> **Travail à réaliser**
Recopiez sans rien modifier le passage de l'article sur la sensibilisation aux violences numériques qui va de "S’adressant aux garçons" jusqu'à "un défi majeur." inclus.

> **Extrait à lire**
++++++++

Dans le cadre des 10 jours d’activisme contre les violences basées sur le genre (VBG), l’Université du Lac Albert de Mahagi (UNILAC-Mahagi) a accueilli une séance de sensibilisation consacrée aux violences numériques faites aux femmes. Cette activité a été animée par le Docteur Ruphin Musaba, expert VBG au sein du Centre d’études et d’actions sociales (CENEAS)
Devant un public composé d’étudiants de l’UNILAC et d’élèves du CS Lac Albert, réunis dans la salle Pablo Bueno, le Dr Musaba a présenté les différents types de violences basées sur le genre : Violences sexuelles; Violences physiques; Violences psychosociales ou émotionnelles; Violences numériques, définies comme la diffusion ou le partage non consenti de photos, d’images intimes, voire de contenus pornographiques impliquant des femmes.
Il a souligné que ces violences « ont des conséquences multiples et souvent dramatiques », citant notamment les risques de suicide, de grossesses non désirées, de contamination aux IST ou encore de VIH.
Le conférencier a encouragé particulièrement les jeunes filles, mais aussi l’ensemble de la communauté universitaire, à s’impliquer dans la lutte contre ces pratiques destructrices.
L’intervention s’est conclue avec les mots de l’Abbé Recteur Godefroy Upatho, qui a exhorté les étudiants à devenir « les premiers acteurs du changement ». Il a rappelé que les violences basées sur le genre persistent dans les villages et que chacun doit jouer un rôle actif dans la sensibilisation.
S’adressant aux garçons comme aux filles, il a insisté sur l’importance de : Respecter la dignité humaine, Abandonner les comportements violents, Valoriser l’éducation, surtout pour les jeunes filles souvent exposées aux grossesses précoces.
Selon lui, « celui qui se croit fort doit affronter un adversaire de sa force, pas s’attaquer aux femmes ». Quant aux jeunes filles, il les a encouragées à « protéger ce qui reste et demeure : leurs études ».
La séance s’est clôturée dans une ambiance positive. Les participants ont exprimé leur satisfaction et salué cette initiative jugée indispensable dans un contexte où les violences numériques et physiques restent un défi majeur.

++++++++

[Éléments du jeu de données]
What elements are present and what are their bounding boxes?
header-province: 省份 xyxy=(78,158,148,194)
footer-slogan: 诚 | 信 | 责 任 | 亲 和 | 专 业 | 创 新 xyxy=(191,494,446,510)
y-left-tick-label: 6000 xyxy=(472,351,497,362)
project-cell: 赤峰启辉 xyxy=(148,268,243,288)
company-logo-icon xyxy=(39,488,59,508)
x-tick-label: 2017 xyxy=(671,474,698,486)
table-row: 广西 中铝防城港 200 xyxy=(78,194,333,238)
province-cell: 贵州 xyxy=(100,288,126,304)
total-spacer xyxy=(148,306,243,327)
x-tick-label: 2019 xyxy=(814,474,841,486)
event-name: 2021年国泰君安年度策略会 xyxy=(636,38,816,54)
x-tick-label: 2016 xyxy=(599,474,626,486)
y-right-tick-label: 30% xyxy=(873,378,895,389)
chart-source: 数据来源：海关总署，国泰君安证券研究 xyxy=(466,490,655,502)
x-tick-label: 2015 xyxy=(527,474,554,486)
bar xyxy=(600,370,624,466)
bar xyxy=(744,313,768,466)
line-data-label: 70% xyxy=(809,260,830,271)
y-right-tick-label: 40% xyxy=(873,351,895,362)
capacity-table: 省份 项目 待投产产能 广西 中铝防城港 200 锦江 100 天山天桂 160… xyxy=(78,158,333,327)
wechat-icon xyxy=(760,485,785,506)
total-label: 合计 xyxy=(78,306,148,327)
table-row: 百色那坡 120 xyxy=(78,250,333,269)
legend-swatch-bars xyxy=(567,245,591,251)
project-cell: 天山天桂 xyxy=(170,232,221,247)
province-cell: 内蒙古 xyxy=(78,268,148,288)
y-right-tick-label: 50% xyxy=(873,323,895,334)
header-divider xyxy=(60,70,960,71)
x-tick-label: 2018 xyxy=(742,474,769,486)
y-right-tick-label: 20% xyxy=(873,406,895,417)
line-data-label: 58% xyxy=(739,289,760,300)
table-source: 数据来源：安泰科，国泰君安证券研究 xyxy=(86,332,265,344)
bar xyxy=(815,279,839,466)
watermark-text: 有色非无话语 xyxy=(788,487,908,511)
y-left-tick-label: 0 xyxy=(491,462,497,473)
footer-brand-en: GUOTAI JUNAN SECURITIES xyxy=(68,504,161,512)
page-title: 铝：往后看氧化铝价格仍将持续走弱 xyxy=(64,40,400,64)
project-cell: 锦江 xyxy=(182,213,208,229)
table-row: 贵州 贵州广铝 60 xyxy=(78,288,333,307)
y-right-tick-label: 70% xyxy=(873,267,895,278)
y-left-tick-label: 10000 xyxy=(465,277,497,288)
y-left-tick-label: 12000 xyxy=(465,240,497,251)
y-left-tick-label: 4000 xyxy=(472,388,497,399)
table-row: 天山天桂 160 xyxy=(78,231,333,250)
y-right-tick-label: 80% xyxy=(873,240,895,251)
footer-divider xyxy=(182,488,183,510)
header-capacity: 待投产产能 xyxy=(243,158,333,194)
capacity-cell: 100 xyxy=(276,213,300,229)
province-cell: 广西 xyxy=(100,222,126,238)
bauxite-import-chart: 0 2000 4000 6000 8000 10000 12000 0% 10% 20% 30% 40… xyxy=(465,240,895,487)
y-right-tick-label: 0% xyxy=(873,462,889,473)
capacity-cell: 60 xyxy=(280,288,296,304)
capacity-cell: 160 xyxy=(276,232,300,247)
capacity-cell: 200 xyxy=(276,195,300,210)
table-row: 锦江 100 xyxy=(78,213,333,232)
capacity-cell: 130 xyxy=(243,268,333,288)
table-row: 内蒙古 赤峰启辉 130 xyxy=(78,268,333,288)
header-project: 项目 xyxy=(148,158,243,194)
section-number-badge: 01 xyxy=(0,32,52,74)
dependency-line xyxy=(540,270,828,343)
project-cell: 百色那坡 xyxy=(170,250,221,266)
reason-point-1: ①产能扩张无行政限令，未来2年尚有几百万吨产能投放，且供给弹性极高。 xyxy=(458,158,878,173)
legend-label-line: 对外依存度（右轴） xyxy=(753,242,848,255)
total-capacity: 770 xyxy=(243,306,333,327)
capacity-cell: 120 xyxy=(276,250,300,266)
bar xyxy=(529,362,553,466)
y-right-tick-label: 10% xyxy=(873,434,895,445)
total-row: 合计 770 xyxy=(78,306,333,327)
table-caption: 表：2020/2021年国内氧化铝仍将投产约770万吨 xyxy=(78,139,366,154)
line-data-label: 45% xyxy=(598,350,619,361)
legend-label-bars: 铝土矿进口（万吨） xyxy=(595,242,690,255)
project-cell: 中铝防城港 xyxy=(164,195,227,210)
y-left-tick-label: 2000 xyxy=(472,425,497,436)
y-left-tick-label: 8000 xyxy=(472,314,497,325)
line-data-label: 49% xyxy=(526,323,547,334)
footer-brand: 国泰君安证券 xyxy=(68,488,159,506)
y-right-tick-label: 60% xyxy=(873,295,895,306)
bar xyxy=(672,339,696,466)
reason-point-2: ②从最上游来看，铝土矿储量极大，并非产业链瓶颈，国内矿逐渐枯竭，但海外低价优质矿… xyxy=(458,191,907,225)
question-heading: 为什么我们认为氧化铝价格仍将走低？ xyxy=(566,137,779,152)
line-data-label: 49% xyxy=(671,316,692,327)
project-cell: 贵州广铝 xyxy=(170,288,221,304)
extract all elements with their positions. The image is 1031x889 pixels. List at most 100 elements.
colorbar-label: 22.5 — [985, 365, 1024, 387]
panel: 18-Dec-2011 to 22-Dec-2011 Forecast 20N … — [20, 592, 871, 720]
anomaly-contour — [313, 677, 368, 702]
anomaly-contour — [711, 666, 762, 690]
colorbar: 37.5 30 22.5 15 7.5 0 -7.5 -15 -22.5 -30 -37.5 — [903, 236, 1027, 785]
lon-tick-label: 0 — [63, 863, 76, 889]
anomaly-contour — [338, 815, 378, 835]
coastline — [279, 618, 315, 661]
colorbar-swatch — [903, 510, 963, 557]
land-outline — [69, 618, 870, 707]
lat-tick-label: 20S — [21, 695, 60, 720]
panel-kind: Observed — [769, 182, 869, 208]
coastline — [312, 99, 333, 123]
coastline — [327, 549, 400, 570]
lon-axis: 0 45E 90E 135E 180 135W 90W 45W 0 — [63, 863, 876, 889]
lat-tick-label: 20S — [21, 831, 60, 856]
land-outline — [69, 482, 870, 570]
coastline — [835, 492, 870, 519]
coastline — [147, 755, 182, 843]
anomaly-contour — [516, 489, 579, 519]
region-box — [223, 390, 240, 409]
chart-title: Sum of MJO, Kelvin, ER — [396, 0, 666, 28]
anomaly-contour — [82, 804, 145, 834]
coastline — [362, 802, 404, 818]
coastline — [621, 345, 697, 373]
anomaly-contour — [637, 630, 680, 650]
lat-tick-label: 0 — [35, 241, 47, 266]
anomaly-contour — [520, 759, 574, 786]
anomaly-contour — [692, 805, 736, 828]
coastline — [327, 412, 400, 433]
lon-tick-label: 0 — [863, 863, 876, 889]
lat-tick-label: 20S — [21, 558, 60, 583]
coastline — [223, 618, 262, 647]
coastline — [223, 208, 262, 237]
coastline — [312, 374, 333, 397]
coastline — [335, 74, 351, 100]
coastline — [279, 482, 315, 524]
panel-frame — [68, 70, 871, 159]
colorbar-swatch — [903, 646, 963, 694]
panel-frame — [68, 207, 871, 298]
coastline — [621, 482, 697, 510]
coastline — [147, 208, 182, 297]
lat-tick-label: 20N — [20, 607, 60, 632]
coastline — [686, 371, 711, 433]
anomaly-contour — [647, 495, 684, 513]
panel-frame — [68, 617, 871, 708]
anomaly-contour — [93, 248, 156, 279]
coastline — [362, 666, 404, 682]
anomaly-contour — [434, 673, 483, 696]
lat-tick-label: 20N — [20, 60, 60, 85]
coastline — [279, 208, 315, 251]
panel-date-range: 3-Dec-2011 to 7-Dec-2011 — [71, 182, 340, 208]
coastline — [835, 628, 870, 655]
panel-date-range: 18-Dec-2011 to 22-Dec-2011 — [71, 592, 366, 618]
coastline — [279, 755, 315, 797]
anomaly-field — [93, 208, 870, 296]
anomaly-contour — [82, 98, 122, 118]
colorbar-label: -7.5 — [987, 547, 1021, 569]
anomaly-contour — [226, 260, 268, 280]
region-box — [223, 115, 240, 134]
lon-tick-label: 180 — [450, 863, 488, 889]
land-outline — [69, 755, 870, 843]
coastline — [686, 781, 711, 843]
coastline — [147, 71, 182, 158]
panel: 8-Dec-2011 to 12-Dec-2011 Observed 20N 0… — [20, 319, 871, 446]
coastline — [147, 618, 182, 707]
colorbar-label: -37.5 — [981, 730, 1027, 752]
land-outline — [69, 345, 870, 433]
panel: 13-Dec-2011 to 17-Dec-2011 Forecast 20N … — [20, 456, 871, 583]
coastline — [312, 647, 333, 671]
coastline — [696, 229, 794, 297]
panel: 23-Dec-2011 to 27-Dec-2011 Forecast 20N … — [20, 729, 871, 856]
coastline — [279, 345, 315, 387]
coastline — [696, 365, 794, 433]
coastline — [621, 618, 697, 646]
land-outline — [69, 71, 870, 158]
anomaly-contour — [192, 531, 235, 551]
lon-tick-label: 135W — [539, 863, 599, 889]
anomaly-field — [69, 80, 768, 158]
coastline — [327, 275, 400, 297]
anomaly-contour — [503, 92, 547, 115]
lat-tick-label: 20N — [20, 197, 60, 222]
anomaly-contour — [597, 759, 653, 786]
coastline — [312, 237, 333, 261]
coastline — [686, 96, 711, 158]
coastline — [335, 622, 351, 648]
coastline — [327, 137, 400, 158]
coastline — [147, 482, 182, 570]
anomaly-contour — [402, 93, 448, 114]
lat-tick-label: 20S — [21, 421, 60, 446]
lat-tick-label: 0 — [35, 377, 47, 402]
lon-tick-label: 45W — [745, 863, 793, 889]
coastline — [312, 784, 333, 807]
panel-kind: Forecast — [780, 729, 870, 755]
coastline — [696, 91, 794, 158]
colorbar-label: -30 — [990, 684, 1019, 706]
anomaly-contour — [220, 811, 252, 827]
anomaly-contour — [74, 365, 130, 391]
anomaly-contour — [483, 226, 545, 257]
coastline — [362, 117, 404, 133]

++++++++

> **Réponse proposée**
S’adressant aux garçons comme aux filles, il a insisté sur l’importance de : Respecter la dignité humaine, Abandonner les comportements violents, Valoriser l’éducation, surtout pour les jeunes filles souvent exposées aux grossesses précoces.
Selon lui, « celui qui se croit fort doit affronter un adversaire de sa force, pas s’attaquer aux femmes ». Quant aux jeunes filles, il les a encouragées à « protéger ce qui reste et demeure : leurs études ».
La séance s’est clôturée dans une ambiance positive. Les participants ont exprimé leur satisfaction et salué cette initiative jugée indispensable dans un contexte où les violences numériques et physiques restent un défi majeur.